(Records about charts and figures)
• • • • • • •

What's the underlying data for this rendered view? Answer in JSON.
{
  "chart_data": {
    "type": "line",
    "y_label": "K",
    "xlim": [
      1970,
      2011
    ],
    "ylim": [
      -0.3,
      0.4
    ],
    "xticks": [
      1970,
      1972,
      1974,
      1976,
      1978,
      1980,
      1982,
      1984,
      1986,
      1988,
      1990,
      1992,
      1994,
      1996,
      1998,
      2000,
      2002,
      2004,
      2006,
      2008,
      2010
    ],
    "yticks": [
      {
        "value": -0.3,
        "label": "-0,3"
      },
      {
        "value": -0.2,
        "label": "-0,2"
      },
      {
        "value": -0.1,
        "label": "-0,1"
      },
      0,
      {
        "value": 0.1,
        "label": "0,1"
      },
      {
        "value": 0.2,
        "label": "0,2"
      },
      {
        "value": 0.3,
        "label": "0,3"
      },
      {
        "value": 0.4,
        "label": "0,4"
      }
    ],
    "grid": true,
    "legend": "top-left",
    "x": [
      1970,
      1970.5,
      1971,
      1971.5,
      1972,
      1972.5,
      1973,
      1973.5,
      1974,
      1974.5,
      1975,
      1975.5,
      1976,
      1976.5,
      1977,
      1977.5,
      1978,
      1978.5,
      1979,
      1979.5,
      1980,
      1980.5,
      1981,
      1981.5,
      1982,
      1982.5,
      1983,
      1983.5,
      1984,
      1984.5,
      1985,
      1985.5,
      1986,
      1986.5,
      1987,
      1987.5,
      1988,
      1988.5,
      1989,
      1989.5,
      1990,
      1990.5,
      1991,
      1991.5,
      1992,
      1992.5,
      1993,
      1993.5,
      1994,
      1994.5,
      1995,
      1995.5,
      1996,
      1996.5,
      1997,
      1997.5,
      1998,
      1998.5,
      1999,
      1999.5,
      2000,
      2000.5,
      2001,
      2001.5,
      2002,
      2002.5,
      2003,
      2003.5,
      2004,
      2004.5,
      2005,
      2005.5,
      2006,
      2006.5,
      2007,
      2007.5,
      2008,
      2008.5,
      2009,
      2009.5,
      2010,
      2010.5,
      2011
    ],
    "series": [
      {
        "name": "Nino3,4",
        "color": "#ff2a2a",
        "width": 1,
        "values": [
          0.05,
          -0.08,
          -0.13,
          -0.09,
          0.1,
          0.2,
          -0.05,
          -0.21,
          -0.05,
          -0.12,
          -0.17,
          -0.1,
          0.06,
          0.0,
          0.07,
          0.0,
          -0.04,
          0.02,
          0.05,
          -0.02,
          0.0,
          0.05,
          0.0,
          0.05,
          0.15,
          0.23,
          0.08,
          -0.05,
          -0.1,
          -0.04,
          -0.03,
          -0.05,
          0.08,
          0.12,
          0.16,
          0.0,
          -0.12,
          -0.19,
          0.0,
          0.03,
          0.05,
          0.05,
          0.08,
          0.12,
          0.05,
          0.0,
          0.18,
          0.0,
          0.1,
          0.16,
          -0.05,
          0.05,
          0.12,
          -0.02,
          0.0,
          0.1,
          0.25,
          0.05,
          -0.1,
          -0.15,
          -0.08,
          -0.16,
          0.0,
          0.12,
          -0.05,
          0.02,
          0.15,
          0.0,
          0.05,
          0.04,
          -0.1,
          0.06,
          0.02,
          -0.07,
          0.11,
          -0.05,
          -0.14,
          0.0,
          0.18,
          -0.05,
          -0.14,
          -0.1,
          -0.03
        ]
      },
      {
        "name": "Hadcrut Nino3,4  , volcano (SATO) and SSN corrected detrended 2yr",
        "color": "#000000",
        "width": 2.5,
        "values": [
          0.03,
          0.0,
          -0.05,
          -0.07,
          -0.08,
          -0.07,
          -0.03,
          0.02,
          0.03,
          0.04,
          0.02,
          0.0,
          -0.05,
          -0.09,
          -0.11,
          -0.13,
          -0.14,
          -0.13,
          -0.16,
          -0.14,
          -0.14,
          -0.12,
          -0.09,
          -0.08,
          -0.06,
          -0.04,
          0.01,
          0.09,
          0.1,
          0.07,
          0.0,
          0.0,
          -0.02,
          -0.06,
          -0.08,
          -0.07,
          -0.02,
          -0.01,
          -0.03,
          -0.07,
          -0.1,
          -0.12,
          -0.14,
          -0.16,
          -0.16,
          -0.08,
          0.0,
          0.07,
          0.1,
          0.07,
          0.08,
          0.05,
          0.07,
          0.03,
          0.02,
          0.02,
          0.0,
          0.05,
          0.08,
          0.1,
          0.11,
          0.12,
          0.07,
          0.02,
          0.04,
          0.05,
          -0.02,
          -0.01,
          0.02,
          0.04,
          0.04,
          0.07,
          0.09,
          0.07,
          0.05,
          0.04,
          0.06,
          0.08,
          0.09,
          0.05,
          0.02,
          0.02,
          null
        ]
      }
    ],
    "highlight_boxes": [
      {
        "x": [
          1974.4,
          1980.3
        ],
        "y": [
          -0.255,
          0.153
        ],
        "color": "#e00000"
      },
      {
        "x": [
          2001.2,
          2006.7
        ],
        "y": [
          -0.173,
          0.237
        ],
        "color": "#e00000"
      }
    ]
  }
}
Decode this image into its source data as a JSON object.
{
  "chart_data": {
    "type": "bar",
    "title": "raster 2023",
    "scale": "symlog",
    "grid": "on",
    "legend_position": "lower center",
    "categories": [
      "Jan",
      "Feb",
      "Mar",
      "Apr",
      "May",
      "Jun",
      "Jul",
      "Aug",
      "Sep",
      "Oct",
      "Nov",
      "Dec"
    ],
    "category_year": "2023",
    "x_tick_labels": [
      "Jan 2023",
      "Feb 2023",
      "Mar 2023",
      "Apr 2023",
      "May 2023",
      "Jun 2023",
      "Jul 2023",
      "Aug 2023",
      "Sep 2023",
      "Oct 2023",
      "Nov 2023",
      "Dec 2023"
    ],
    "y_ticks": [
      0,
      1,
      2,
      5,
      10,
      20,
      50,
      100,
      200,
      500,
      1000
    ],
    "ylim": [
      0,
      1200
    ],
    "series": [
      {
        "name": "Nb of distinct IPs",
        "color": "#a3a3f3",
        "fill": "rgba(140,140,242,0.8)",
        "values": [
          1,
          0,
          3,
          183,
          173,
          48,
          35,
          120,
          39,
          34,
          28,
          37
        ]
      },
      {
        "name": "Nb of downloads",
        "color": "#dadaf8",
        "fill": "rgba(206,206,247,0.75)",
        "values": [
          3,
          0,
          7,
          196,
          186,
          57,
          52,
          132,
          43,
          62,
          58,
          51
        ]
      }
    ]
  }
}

• • • • • • •

> **Exercise task**: Extract the whole listing, character for character.

> **Exercise solution**:
What's the underlying data for this rendered view? Answer in JSON.
{
  "chart_data": {
    "type": "line",
    "y_label": "K",
    "xlim": [
      1970,
      2011
    ],
    "ylim": [
      -0.3,
      0.4
    ],
    "xticks": [
      1970,
      1972,
      1974,
      1976,
      1978,
      1980,
      1982,
      1984,
      1986,
      1988,
      1990,
      1992,
      1994,
      1996,
      1998,
      2000,
      2002,
      2004,
      2006,
      2008,
      2010
    ],
    "yticks": [
      {
        "value": -0.3,
        "label": "-0,3"
      },
      {
        "value": -0.2,
        "label": "-0,2"
      },
      {
        "value": -0.1,
        "label": "-0,1"
      },
      0,
      {
        "value": 0.1,
        "label": "0,1"
      },
      {
        "value": 0.2,
        "label": "0,2"
      },
      {
        "value": 0.3,
        "label": "0,3"
      },
      {
        "value": 0.4,
        "label": "0,4"
      }
    ],
    "grid": true,
    "legend": "top-left",
    "x": [
      1970,
      1970.5,
      1971,
      1971.5,
      1972,
      1972.5,
      1973,
      1973.5,
      1974,
      1974.5,
      1975,
      1975.5,
      1976,
      1976.5,
      1977,
      1977.5,
      1978,
      1978.5,
      1979,
      1979.5,
      1980,
      1980.5,
      1981,
      1981.5,
      1982,
      1982.5,
      1983,
      1983.5,
      1984,
      1984.5,
      1985,
      1985.5,
      1986,
      1986.5,
      1987,
      1987.5,
      1988,
      1988.5,
      1989,
      1989.5,
      1990,
      1990.5,
      1991,
      1991.5,
      1992,
      1992.5,
      1993,
      1993.5,
      1994,
      1994.5,
      1995,
      1995.5,
      1996,
      1996.5,
      1997,
      1997.5,
      1998,
      1998.5,
      1999,
      1999.5,
      2000,
      2000.5,
      2001,
      2001.5,
      2002,
      2002.5,
      2003,
      2003.5,
      2004,
      2004.5,
      2005,
      2005.5,
      2006,
      2006.5,
      2007,
      2007.5,
      2008,
      2008.5,
      2009,
      2009.5,
      2010,
      2010.5,
      2011
    ],
    "series": [
      {
        "name": "Nino3,4",
        "color": "#ff2a2a",
        "width": 1,
        "values": [
          0.05,
          -0.08,
          -0.13,
          -0.09,
          0.1,
          0.2,
          -0.05,
          -0.21,
          -0.05,
          -0.12,
          -0.17,
          -0.1,
          0.06,
          0.0,
          0.07,
          0.0,
          -0.04,
          0.02,
          0.05,
          -0.02,
          0.0,
          0.05,
          0.0,
          0.05,
          0.15,
          0.23,
          0.08,
          -0.05,
          -0.1,
          -0.04,
          -0.03,
          -0.05,
          0.08,
          0.12,
          0.16,
          0.0,
          -0.12,
          -0.19,
          0.0,
          0.03,
          0.05,
          0.05,
          0.08,
          0.12,
          0.05,
          0.0,
          0.18,
          0.0,
          0.1,
          0.16,
          -0.05,
          0.05,
          0.12,
          -0.02,
          0.0,
          0.1,
          0.25,
          0.05,
          -0.1,
          -0.15,
          -0.08,
          -0.16,
          0.0,
          0.12,
          -0.05,
          0.02,
          0.15,
          0.0,
          0.05,
          0.04,
          -0.1,
          0.06,
          0.02,
          -0.07,
          0.11,
          -0.05,
          -0.14,
          0.0,
          0.18,
          -0.05,
          -0.14,
          -0.1,
          -0.03
        ]
      },
      {
        "name": "Hadcrut Nino3,4  , volcano (SATO) and SSN corrected detrended 2yr",
        "color": "#000000",
        "width": 2.5,
        "values": [
          0.03,
          0.0,
          -0.05,
          -0.07,
          -0.08,
          -0.07,
          -0.03,
          0.02,
          0.03,
          0.04,
          0.02,
          0.0,
          -0.05,
          -0.09,
          -0.11,
          -0.13,
          -0.14,
          -0.13,
          -0.16,
          -0.14,
          -0.14,
          -0.12,
          -0.09,
          -0.08,
          -0.06,
          -0.04,
          0.01,
          0.09,
          0.1,
          0.07,
          0.0,
          0.0,
          -0.02,
          -0.06,
          -0.08,
          -0.07,
          -0.02,
          -0.01,
          -0.03,
          -0.07,
          -0.1,
          -0.12,
          -0.14,
          -0.16,
          -0.16,
          -0.08,
          0.0,
          0.07,
          0.1,
          0.07,
          0.08,
          0.05,
          0.07,
          0.03,
          0.02,
          0.02,
          0.0,
          0.05,
          0.08,
          0.1,
          0.11,
          0.12,
          0.07,
          0.02,
          0.04,
          0.05,
          -0.02,
          -0.01,
          0.02,
          0.04,
          0.04,
          0.07,
          0.09,
          0.07,
          0.05,
          0.04,
          0.06,
          0.08,
          0.09,
          0.05,
          0.02,
          0.02,
          null
        ]
      }
    ],
    "highlight_boxes": [
      {
        "x": [
          1974.4,
          1980.3
        ],
        "y": [
          -0.255,
          0.153
        ],
        "color": "#e00000"
      },
      {
        "x": [
          2001.2,
          2006.7
        ],
        "y": [
          -0.173,
          0.237
        ],
        "color": "#e00000"
      }
    ]
  }
}
Decode this image into its source data as a JSON object.
{
  "chart_data": {
    "type": "bar",
    "title": "raster 2023",
    "scale": "symlog",
    "grid": "on",
    "legend_position": "lower center",
    "categories": [
      "Jan",
      "Feb",
      "Mar",
      "Apr",
      "May",
      "Jun",
      "Jul",
      "Aug",
      "Sep",
      "Oct",
      "Nov",
      "Dec"
    ],
    "category_year": "2023",
    "x_tick_labels": [
      "Jan 2023",
      "Feb 2023",
      "Mar 2023",
      "Apr 2023",
      "May 2023",
      "Jun 2023",
      "Jul 2023",
      "Aug 2023",
      "Sep 2023",
      "Oct 2023",
      "Nov 2023",
      "Dec 2023"
    ],
    "y_ticks": [
      0,
      1,
      2,
      5,
      10,
      20,
      50,
      100,
      200,
      500,
      1000
    ],
    "ylim": [
      0,
      1200
    ],
    "series": [
      {
        "name": "Nb of distinct IPs",
        "color": "#a3a3f3",
        "fill": "rgba(140,140,242,0.8)",
        "values": [
          1,
          0,
          3,
          183,
          173,
          48,
          35,
          120,
          39,
          34,
          28,
          37
        ]
      },
      {
        "name": "Nb of downloads",
        "color": "#dadaf8",
        "fill": "rgba(206,206,247,0.75)",
        "values": [
          3,
          0,
          7,
          196,
          186,
          57,
          52,
          132,
          43,
          62,
          58,
          51
        ]
      }
    ]
  }
}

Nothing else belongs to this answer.